» **WRITTEN REQUEST**: Find the lines containing "Temperatura" and say how many there are, with no other words.

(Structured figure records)
========================

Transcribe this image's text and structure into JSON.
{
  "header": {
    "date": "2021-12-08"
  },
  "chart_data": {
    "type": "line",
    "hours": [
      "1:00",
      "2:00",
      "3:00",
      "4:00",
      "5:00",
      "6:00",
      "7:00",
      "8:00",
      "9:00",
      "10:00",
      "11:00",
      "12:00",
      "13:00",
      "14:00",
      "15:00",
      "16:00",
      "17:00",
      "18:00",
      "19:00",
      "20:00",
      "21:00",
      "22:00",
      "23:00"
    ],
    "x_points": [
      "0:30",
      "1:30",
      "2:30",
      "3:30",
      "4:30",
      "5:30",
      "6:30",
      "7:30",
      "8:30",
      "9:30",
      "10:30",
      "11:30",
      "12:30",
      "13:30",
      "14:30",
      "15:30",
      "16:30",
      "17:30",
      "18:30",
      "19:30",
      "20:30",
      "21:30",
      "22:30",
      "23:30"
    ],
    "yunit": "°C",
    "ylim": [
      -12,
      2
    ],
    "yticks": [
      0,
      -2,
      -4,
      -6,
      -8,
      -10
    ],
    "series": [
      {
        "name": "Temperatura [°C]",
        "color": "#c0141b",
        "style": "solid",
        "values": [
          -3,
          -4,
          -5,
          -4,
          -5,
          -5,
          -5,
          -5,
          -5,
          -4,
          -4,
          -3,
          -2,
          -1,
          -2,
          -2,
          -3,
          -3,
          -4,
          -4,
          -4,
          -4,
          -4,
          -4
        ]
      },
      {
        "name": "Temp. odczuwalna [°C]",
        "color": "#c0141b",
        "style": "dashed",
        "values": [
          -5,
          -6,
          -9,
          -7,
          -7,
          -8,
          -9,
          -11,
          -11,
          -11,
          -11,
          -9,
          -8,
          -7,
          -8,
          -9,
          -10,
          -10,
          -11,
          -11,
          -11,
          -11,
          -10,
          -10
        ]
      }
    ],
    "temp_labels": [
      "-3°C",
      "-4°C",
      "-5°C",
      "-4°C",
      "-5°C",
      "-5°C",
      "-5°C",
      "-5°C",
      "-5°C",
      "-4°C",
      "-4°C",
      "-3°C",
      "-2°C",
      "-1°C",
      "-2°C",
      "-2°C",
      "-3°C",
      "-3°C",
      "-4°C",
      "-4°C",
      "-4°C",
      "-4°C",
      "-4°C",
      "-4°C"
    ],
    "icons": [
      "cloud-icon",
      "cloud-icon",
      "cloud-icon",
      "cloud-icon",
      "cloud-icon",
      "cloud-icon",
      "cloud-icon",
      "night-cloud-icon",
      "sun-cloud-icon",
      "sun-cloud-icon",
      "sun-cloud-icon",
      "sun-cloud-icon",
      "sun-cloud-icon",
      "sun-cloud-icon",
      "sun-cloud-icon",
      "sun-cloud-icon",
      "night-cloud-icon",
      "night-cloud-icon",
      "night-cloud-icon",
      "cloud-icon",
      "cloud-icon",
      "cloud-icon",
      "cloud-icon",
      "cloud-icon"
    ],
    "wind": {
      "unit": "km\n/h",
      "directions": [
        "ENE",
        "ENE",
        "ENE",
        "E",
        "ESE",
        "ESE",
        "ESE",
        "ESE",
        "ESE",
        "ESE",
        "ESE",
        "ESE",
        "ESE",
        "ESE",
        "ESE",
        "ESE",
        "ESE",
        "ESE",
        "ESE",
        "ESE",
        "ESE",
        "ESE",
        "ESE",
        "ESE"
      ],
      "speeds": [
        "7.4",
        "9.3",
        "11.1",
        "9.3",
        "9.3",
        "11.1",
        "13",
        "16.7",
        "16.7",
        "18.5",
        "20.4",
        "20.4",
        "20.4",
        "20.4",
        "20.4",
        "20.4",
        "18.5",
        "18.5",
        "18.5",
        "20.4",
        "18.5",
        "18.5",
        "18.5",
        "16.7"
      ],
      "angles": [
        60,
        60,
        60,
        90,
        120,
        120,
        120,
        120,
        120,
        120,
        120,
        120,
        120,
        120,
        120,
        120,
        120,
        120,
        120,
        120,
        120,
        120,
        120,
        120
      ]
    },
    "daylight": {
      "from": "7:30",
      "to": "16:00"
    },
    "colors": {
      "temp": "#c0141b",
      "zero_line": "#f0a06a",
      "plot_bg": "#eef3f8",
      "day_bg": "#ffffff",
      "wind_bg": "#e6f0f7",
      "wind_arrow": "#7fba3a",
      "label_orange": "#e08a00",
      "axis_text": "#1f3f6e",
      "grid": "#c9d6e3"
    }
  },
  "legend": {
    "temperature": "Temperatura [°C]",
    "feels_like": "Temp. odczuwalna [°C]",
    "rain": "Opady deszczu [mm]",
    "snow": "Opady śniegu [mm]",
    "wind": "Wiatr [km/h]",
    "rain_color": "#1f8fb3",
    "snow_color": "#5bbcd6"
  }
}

========================

» **RESULT OF THE TASK**: 2